• Given exercise: Give all the lines below again, exactly, with no pictures.

#####

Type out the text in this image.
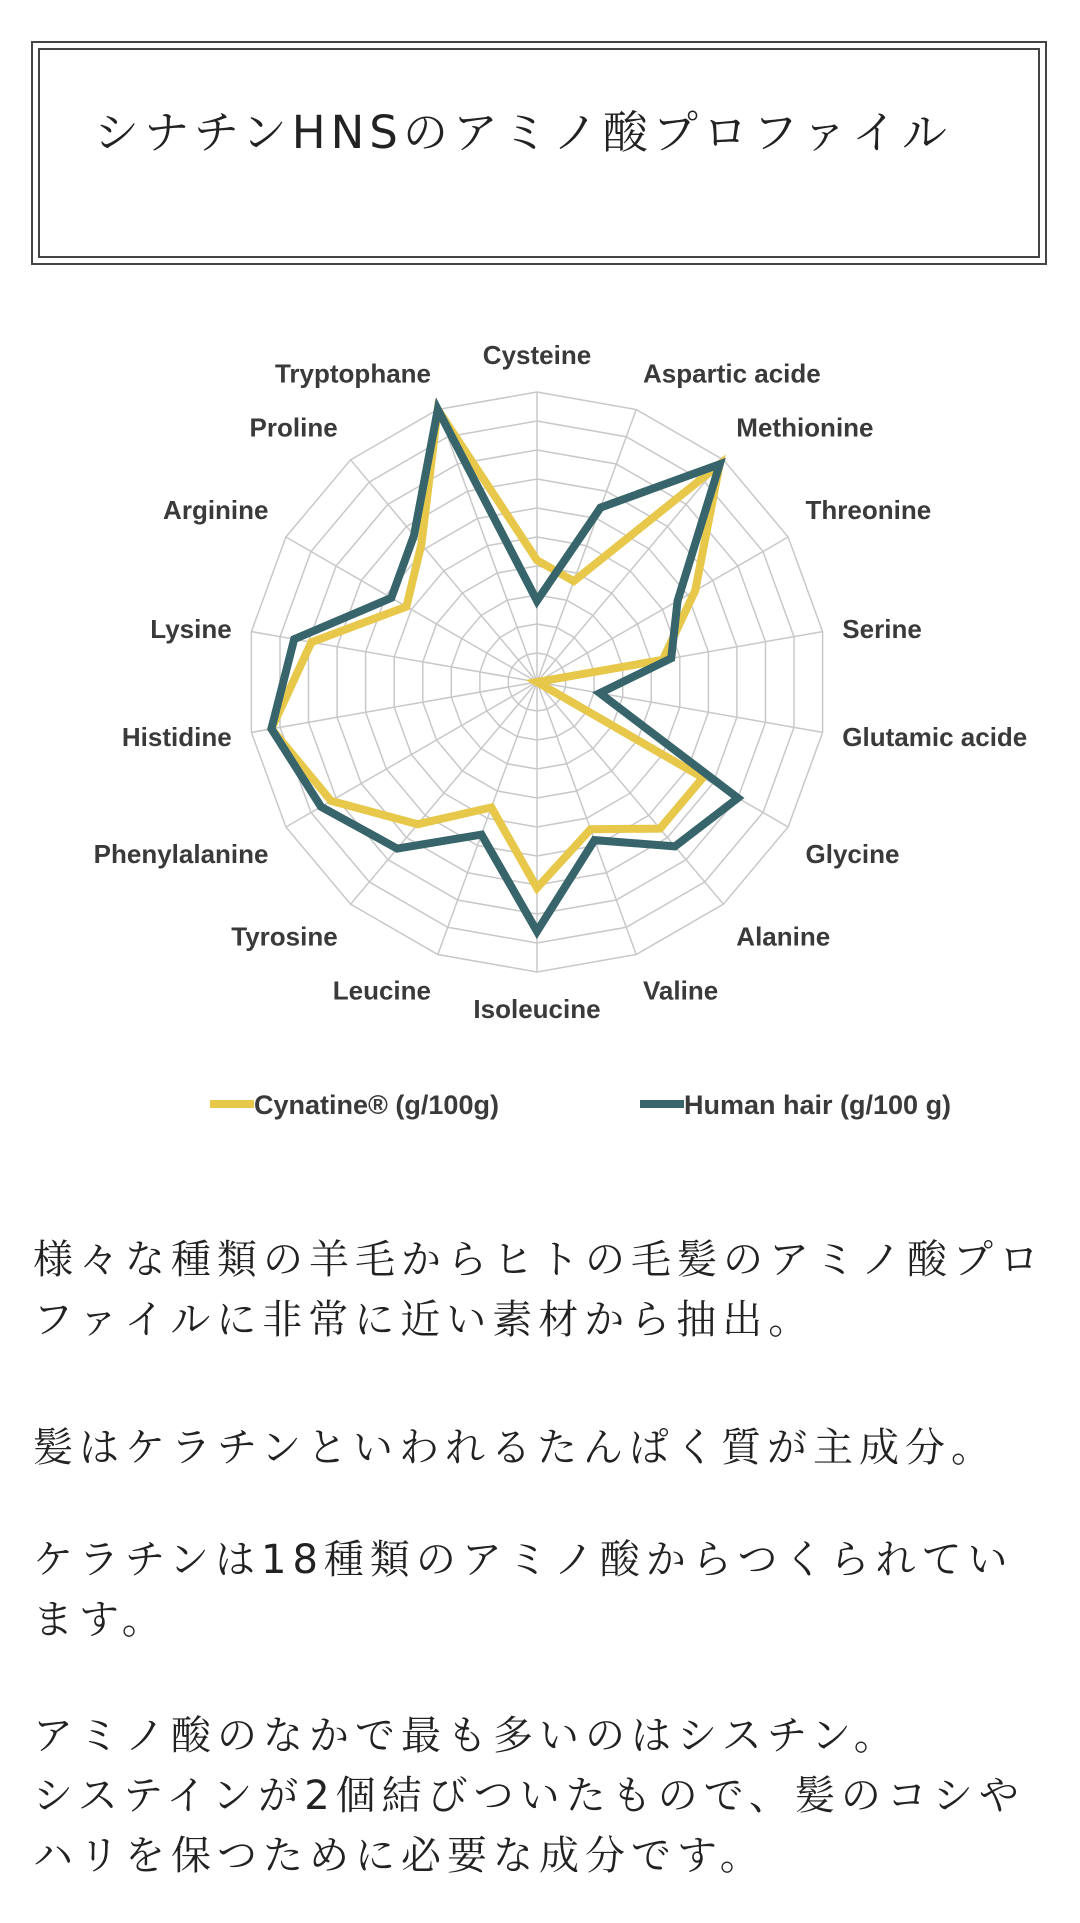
シナチンHNSのアミノ酸プロファイル
Cysteine
Aspartic acide
Methionine
Threonine
Serine
Glutamic acide
Glycine
Alanine
Valine
Isoleucine
Leucine
Tyrosine
Phenylalanine
Histidine
Lysine
Arginine
Proline
Tryptophane
Cynatine® (g/100g)	Human hair (g/100 g)

様々な種類の羊毛からヒトの毛髪のアミノ酸プロファイルに非常に近い素材から抽出。

髪はケラチンといわれるたんぱく質が主成分。

ケラチンは18種類のアミノ酸からつくられています。

アミノ酸のなかで最も多いのはシスチン。
システインが2個結びついたもので、髪のコシやハリを保つために必要な成分です。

#####

• Right answer:
Type out the text in this image.
シナチンHNSのアミノ酸プロファイル
Cysteine
Aspartic acide
Methionine
Threonine
Serine
Glutamic acide
Glycine
Alanine
Valine
Isoleucine
Leucine
Tyrosine
Phenylalanine
Histidine
Lysine
Arginine
Proline
Tryptophane
Cynatine® (g/100g)	Human hair (g/100 g)

様々な種類の羊毛からヒトの毛髪のアミノ酸プロファイルに非常に近い素材から抽出。

髪はケラチンといわれるたんぱく質が主成分。

ケラチンは18種類のアミノ酸からつくられています。

アミノ酸のなかで最も多いのはシスチン。
システインが2個結びついたもので、髪のコシやハリを保つために必要な成分です。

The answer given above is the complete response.